"""

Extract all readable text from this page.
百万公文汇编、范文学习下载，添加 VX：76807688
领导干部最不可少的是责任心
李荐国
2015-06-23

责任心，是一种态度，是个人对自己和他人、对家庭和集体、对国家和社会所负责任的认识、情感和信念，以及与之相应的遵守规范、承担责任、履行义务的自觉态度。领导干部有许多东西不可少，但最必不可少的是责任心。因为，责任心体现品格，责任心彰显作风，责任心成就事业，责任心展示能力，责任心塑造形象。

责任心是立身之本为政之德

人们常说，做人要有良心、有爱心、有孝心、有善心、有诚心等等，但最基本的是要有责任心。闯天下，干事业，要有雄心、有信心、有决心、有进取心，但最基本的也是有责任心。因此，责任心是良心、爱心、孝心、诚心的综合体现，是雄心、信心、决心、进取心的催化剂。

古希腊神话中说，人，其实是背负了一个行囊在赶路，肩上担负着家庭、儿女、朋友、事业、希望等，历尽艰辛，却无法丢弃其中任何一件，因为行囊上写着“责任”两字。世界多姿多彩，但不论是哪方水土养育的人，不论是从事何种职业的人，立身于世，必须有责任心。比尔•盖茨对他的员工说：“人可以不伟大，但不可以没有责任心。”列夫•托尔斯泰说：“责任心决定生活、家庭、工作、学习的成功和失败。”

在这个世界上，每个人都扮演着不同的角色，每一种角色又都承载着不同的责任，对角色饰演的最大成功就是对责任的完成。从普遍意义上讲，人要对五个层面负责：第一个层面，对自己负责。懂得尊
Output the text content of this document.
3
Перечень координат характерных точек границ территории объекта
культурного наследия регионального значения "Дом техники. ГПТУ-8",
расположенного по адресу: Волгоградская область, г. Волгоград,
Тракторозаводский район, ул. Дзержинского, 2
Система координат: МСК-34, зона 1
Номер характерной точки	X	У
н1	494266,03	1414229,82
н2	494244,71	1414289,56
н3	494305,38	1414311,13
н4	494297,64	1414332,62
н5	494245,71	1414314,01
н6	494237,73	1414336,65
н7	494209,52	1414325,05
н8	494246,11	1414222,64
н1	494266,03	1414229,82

"""

WRITTEN EXERCISE.
Find the string "координат" in the records, then copy each line where it occurs.

RESULT OF THE EXERCISE.
Перечень координат характерных точек границ территории объекта
Система координат: МСК-34, зона 1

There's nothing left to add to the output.